- [Brief]
Skip the pictures. Repeat everything else in the records word for word.
★ ★ ★ ★
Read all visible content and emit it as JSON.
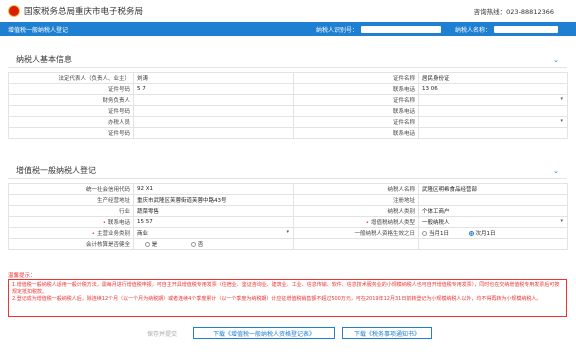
{
  "header": {
    "site_title": "国家税务总局重庆市电子税务局",
    "hotline": "咨询热线：023-88812366"
  },
  "bar": {
    "page_title": "增值税一般纳税人登记",
    "tin_label": "纳税人识别号：",
    "name_label": "纳税人名称："
  },
  "basic": {
    "title": "纳税人基本信息",
    "rows": [
      {
        "l1": "法定代表人（负责人、业主）",
        "v1": "刘涛",
        "l2": "证件名称",
        "v2": "居民身份证"
      },
      {
        "l1": "证件号码",
        "v1": "5               7",
        "l2": "联系电话",
        "v2": "13          06"
      },
      {
        "l1": "财务负责人",
        "v1": "",
        "l2": "证件名称",
        "v2": ""
      },
      {
        "l1": "证件号码",
        "v1": "",
        "l2": "联系电话",
        "v2": ""
      },
      {
        "l1": "办税人员",
        "v1": "",
        "l2": "证件名称",
        "v2": ""
      },
      {
        "l1": "证件号码",
        "v1": "",
        "l2": "联系电话",
        "v2": ""
      }
    ]
  },
  "vat": {
    "title": "增值税一般纳税人登记",
    "credit_code_label": "统一社会信用代码",
    "credit_code_value": "92                X1",
    "taxpayer_name_label": "纳税人名称",
    "taxpayer_name_value": "武隆区明希食品经营部",
    "address_label": "生产经营地址",
    "address_value": "重庆市武隆区芙蓉街道芙蓉中路43号",
    "reg_address_label": "注册地址",
    "reg_address_value": "",
    "industry_label": "行业",
    "industry_value": "蔬菜零售",
    "taxpayer_type_label": "纳税人类别",
    "taxpayer_type_value": "个体工商户",
    "phone_label": "联系电话",
    "phone_value": "15          57",
    "category_label": "增值税纳税人类型",
    "category_value": "一般纳税人",
    "business_label": "主营业务类别",
    "business_value": "商业",
    "effective_label": "一般纳税人资格生效之日",
    "effective_opt1": "当月1日",
    "effective_opt2": "次月1日",
    "accounting_label": "会计核算是否健全",
    "accounting_yes": "是",
    "accounting_no": "否"
  },
  "hint": {
    "title": "温馨提示：",
    "line1": "1.增值税一般纳税人适用一般计税方法，需每月进行增值税申报，可自主开具增值税专用发票（住宿业、鉴证咨询业、建筑业、工业、信息传输、软件、信息技术服务业的小规模纳税人也可自开增值税专用发票），同时也在交纳增值税专用发票后可按规定抵扣税款。",
    "line2": "2.登记成为增值税一般纳税人后，除连续12个月（以一个月为纳税期）或者连续4个季度累计（以一个季度为纳税期）计应征增值税销售额不超过500万元，可在2019年12月31日前转登记为小规模纳税人以外，均不得再转为小规模纳税人。"
  },
  "buttons": {
    "save": "保存并提交",
    "download1": "下载《增值税一般纳税人资格登记表》",
    "download2": "下载《税务事项通知书》"
  }
}
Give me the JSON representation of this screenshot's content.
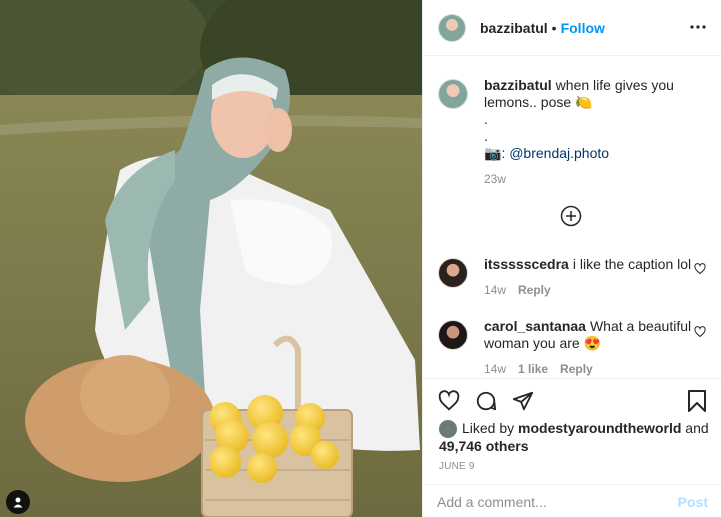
{
  "header": {
    "username": "bazzibatul",
    "separator": "•",
    "follow_label": "Follow",
    "more_icon": "more-horizontal-icon"
  },
  "caption": {
    "username": "bazzibatul",
    "text_line1": "when life gives you lemons.. pose",
    "emoji": "🍋",
    "dot1": ".",
    "dot2": ".",
    "camera_emoji": "📷",
    "mention_prefix": ":",
    "mention": "@brendaj.photo",
    "age": "23w"
  },
  "load_more_icon": "plus-circle-icon",
  "comments": [
    {
      "username": "itssssscedra",
      "text": "i like the caption lol",
      "age": "14w",
      "reply_label": "Reply"
    },
    {
      "username": "carol_santanaa",
      "text": "What a beautiful woman you are",
      "emoji": "😍",
      "age": "14w",
      "likes": "1 like",
      "reply_label": "Reply"
    }
  ],
  "actions": {
    "like_icon": "heart-icon",
    "comment_icon": "comment-icon",
    "share_icon": "paper-plane-icon",
    "save_icon": "bookmark-icon"
  },
  "likes": {
    "prefix": "Liked by",
    "liker": "modestyaroundtheworld",
    "conj": "and",
    "others": "49,746 others"
  },
  "date": "JUNE 9",
  "add_comment": {
    "placeholder": "Add a comment...",
    "post_label": "Post"
  },
  "colors": {
    "accent": "#0095f6",
    "post_disabled": "#b2dffc",
    "muted": "#8e8e8e",
    "text": "#262626"
  }
}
★ ★ ★ ★
- [Final result]
Read all visible content and emit it as JSON.
{
  "header": {
    "site_title": "国家税务总局重庆市电子税务局",
    "hotline": "咨询热线：023-88812366"
  },
  "bar": {
    "page_title": "增值税一般纳税人登记",
    "tin_label": "纳税人识别号：",
    "name_label": "纳税人名称："
  },
  "basic": {
    "title": "纳税人基本信息",
    "rows": [
      {
        "l1": "法定代表人（负责人、业主）",
        "v1": "刘涛",
        "l2": "证件名称",
        "v2": "居民身份证"
      },
      {
        "l1": "证件号码",
        "v1": "5               7",
        "l2": "联系电话",
        "v2": "13          06"
      },
      {
        "l1": "财务负责人",
        "v1": "",
        "l2": "证件名称",
        "v2": ""
      },
      {
        "l1": "证件号码",
        "v1": "",
        "l2": "联系电话",
        "v2": ""
      },
      {
        "l1": "办税人员",
        "v1": "",
        "l2": "证件名称",
        "v2": ""
      },
      {
        "l1": "证件号码",
        "v1": "",
        "l2": "联系电话",
        "v2": ""
      }
    ]
  },
  "vat": {
    "title": "增值税一般纳税人登记",
    "credit_code_label": "统一社会信用代码",
    "credit_code_value": "92                X1",
    "taxpayer_name_label": "纳税人名称",
    "taxpayer_name_value": "武隆区明希食品经营部",
    "address_label": "生产经营地址",
    "address_value": "重庆市武隆区芙蓉街道芙蓉中路43号",
    "reg_address_label": "注册地址",
    "reg_address_value": "",
    "industry_label": "行业",
    "industry_value": "蔬菜零售",
    "taxpayer_type_label": "纳税人类别",
    "taxpayer_type_value": "个体工商户",
    "phone_label": "联系电话",
    "phone_value": "15          57",
    "category_label": "增值税纳税人类型",
    "category_value": "一般纳税人",
    "business_label": "主营业务类别",
    "business_value": "商业",
    "effective_label": "一般纳税人资格生效之日",
    "effective_opt1": "当月1日",
    "effective_opt2": "次月1日",
    "accounting_label": "会计核算是否健全",
    "accounting_yes": "是",
    "accounting_no": "否"
  },
  "hint": {
    "title": "温馨提示：",
    "line1": "1.增值税一般纳税人适用一般计税方法，需每月进行增值税申报，可自主开具增值税专用发票（住宿业、鉴证咨询业、建筑业、工业、信息传输、软件、信息技术服务业的小规模纳税人也可自开增值税专用发票），同时也在交纳增值税专用发票后可按规定抵扣税款。",
    "line2": "2.登记成为增值税一般纳税人后，除连续12个月（以一个月为纳税期）或者连续4个季度累计（以一个季度为纳税期）计应征增值税销售额不超过500万元，可在2019年12月31日前转登记为小规模纳税人以外，均不得再转为小规模纳税人。"
  },
  "buttons": {
    "save": "保存并提交",
    "download1": "下载《增值税一般纳税人资格登记表》",
    "download2": "下载《税务事项通知书》"
  }
}
Give me the JSON representation of this screenshot's content.
{
  "header": {
    "username": "bazzibatul",
    "separator": "•",
    "follow_label": "Follow",
    "more_icon": "more-horizontal-icon"
  },
  "caption": {
    "username": "bazzibatul",
    "text_line1": "when life gives you lemons.. pose",
    "emoji": "🍋",
    "dot1": ".",
    "dot2": ".",
    "camera_emoji": "📷",
    "mention_prefix": ":",
    "mention": "@brendaj.photo",
    "age": "23w"
  },
  "load_more_icon": "plus-circle-icon",
  "comments": [
    {
      "username": "itssssscedra",
      "text": "i like the caption lol",
      "age": "14w",
      "reply_label": "Reply"
    },
    {
      "username": "carol_santanaa",
      "text": "What a beautiful woman you are",
      "emoji": "😍",
      "age": "14w",
      "likes": "1 like",
      "reply_label": "Reply"
    }
  ],
  "actions": {
    "like_icon": "heart-icon",
    "comment_icon": "comment-icon",
    "share_icon": "paper-plane-icon",
    "save_icon": "bookmark-icon"
  },
  "likes": {
    "prefix": "Liked by",
    "liker": "modestyaroundtheworld",
    "conj": "and",
    "others": "49,746 others"
  },
  "date": "JUNE 9",
  "add_comment": {
    "placeholder": "Add a comment...",
    "post_label": "Post"
  },
  "colors": {
    "accent": "#0095f6",
    "post_disabled": "#b2dffc",
    "muted": "#8e8e8e",
    "text": "#262626"
  }
}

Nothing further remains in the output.